# [WRITTEN REQUEST]
Pull out each line of the data that includes the word "farming".

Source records
-------

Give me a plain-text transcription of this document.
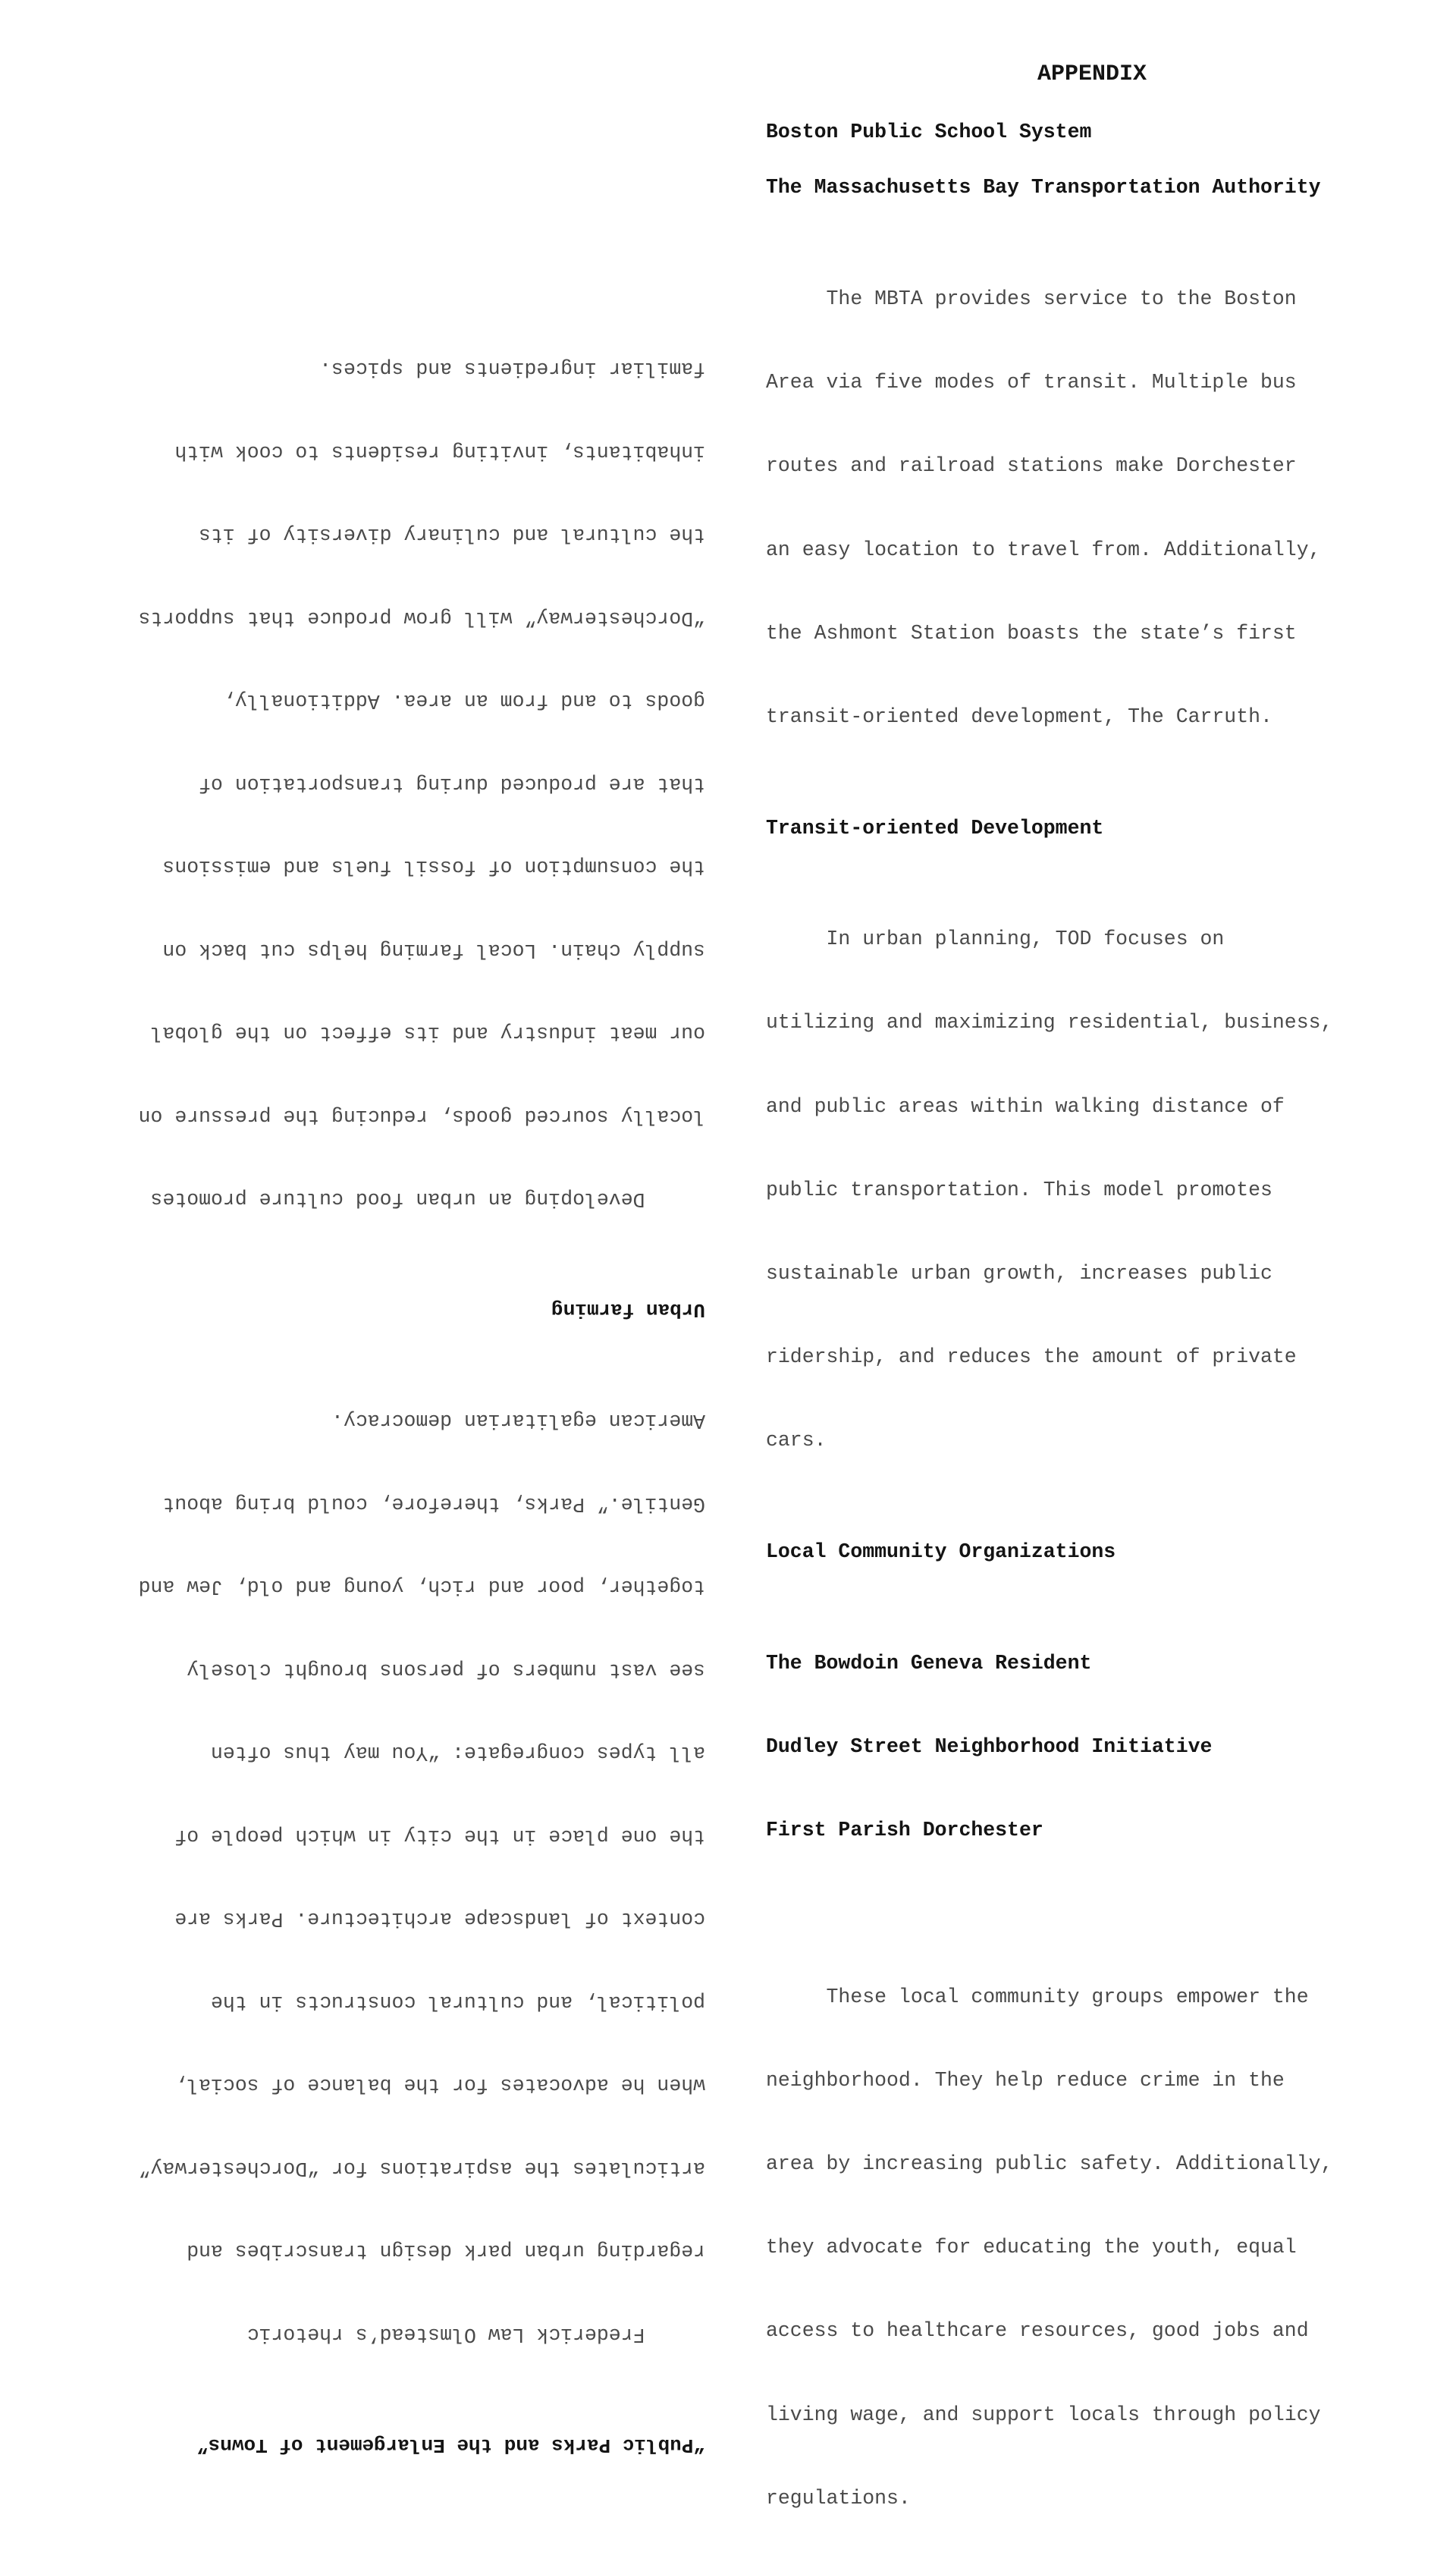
“Public Parks and the Enlargement of Towns”

Frederick Law Olmstead’s rhetoric

regarding urban park design transcribes and

articulates the aspirations for “Dorchesterway”

when he advocates for the balance of social,

political, and cultural constructs in the

context of landscape architecture. Parks are

the one place in the city in which people of

all types congregate: “You may thus often

see vast numbers of persons brought closely

together, poor and rich, young and old, Jew and

Gentile.” Parks, therefore, could bring about

American egalitarian democracy.

Urban farming

Developing an urban food culture promotes

locally sourced goods, reducing the pressure on

our meat industry and its effect on the global

supply chain. Local farming helps cut back on

the consumption of fossil fuels and emissions

that are produced during transportation of

goods to and from an area. Additionally,

“Dorchesterway” will grow produce that supports

the cultural and culinary diversity of its

inhabitants, inviting residents to cook with

familiar ingredients and spices.

APPENDIX

Boston Public School System

The Massachusetts Bay Transportation Authority

The MBTA provides service to the Boston

Area via five modes of transit. Multiple bus

routes and railroad stations make Dorchester

an easy location to travel from. Additionally,

the Ashmont Station boasts the state’s first

transit-oriented development, The Carruth.

Transit-oriented Development

In urban planning, TOD focuses on

utilizing and maximizing residential, business,

and public areas within walking distance of

public transportation. This model promotes

sustainable urban growth, increases public

ridership, and reduces the amount of private

cars.

Local Community Organizations

The Bowdoin Geneva Resident

Dudley Street Neighborhood Initiative

First Parish Dorchester

These local community groups empower the

neighborhood. They help reduce crime in the

area by increasing public safety. Additionally,

they advocate for educating the youth, equal

access to healthcare resources, good jobs and

living wage, and support locals through policy

regulations.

-------

# [FULL RESPONSE]
Urban farming
supply chain. Local farming helps cut back on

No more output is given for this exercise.